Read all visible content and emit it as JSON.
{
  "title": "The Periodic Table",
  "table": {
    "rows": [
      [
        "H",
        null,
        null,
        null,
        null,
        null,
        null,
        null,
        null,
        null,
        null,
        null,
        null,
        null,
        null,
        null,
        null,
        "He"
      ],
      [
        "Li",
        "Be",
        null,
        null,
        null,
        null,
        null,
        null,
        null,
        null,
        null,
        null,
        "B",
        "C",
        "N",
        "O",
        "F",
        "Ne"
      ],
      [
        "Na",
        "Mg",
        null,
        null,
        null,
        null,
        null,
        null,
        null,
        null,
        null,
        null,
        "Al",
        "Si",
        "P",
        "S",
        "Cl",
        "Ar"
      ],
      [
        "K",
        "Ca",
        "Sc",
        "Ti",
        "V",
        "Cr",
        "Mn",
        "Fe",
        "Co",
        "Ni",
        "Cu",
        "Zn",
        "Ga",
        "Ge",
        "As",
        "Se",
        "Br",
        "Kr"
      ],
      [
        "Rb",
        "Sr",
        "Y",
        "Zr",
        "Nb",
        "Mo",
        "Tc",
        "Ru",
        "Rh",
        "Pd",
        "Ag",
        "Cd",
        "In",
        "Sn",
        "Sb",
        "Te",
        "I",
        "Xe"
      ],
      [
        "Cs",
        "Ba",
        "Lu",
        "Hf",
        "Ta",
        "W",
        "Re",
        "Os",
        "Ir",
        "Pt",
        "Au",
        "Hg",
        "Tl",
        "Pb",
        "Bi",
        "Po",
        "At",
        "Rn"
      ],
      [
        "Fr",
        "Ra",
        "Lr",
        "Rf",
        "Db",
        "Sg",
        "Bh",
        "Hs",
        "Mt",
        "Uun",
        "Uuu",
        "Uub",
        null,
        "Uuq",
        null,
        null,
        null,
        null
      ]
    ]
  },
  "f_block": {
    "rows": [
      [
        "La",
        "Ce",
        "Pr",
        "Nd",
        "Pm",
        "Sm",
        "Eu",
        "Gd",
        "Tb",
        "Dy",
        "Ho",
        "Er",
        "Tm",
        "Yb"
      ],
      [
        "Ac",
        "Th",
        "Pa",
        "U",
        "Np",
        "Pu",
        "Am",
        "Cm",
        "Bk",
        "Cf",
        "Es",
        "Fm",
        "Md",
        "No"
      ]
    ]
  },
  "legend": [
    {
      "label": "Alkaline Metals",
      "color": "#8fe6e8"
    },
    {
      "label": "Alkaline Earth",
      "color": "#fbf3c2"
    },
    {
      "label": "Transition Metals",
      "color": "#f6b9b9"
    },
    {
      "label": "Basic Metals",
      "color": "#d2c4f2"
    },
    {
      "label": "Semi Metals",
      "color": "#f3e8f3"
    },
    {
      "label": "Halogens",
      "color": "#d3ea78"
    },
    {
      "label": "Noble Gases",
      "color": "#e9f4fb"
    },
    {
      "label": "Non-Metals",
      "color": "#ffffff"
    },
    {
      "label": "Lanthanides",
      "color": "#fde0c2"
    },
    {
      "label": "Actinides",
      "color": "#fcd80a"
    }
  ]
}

### [EXERCISE GOAL]
Output all of the material exactly as written.

### [ANSWER BELOW]
Read all visible content and emit it as JSON.
{
  "title": "The Periodic Table",
  "table": {
    "rows": [
      [
        "H",
        null,
        null,
        null,
        null,
        null,
        null,
        null,
        null,
        null,
        null,
        null,
        null,
        null,
        null,
        null,
        null,
        "He"
      ],
      [
        "Li",
        "Be",
        null,
        null,
        null,
        null,
        null,
        null,
        null,
        null,
        null,
        null,
        "B",
        "C",
        "N",
        "O",
        "F",
        "Ne"
      ],
      [
        "Na",
        "Mg",
        null,
        null,
        null,
        null,
        null,
        null,
        null,
        null,
        null,
        null,
        "Al",
        "Si",
        "P",
        "S",
        "Cl",
        "Ar"
      ],
      [
        "K",
        "Ca",
        "Sc",
        "Ti",
        "V",
        "Cr",
        "Mn",
        "Fe",
        "Co",
        "Ni",
        "Cu",
        "Zn",
        "Ga",
        "Ge",
        "As",
        "Se",
        "Br",
        "Kr"
      ],
      [
        "Rb",
        "Sr",
        "Y",
        "Zr",
        "Nb",
        "Mo",
        "Tc",
        "Ru",
        "Rh",
        "Pd",
        "Ag",
        "Cd",
        "In",
        "Sn",
        "Sb",
        "Te",
        "I",
        "Xe"
      ],
      [
        "Cs",
        "Ba",
        "Lu",
        "Hf",
        "Ta",
        "W",
        "Re",
        "Os",
        "Ir",
        "Pt",
        "Au",
        "Hg",
        "Tl",
        "Pb",
        "Bi",
        "Po",
        "At",
        "Rn"
      ],
      [
        "Fr",
        "Ra",
        "Lr",
        "Rf",
        "Db",
        "Sg",
        "Bh",
        "Hs",
        "Mt",
        "Uun",
        "Uuu",
        "Uub",
        null,
        "Uuq",
        null,
        null,
        null,
        null
      ]
    ]
  },
  "f_block": {
    "rows": [
      [
        "La",
        "Ce",
        "Pr",
        "Nd",
        "Pm",
        "Sm",
        "Eu",
        "Gd",
        "Tb",
        "Dy",
        "Ho",
        "Er",
        "Tm",
        "Yb"
      ],
      [
        "Ac",
        "Th",
        "Pa",
        "U",
        "Np",
        "Pu",
        "Am",
        "Cm",
        "Bk",
        "Cf",
        "Es",
        "Fm",
        "Md",
        "No"
      ]
    ]
  },
  "legend": [
    {
      "label": "Alkaline Metals",
      "color": "#8fe6e8"
    },
    {
      "label": "Alkaline Earth",
      "color": "#fbf3c2"
    },
    {
      "label": "Transition Metals",
      "color": "#f6b9b9"
    },
    {
      "label": "Basic Metals",
      "color": "#d2c4f2"
    },
    {
      "label": "Semi Metals",
      "color": "#f3e8f3"
    },
    {
      "label": "Halogens",
      "color": "#d3ea78"
    },
    {
      "label": "Noble Gases",
      "color": "#e9f4fb"
    },
    {
      "label": "Non-Metals",
      "color": "#ffffff"
    },
    {
      "label": "Lanthanides",
      "color": "#fde0c2"
    },
    {
      "label": "Actinides",
      "color": "#fcd80a"
    }
  ]
}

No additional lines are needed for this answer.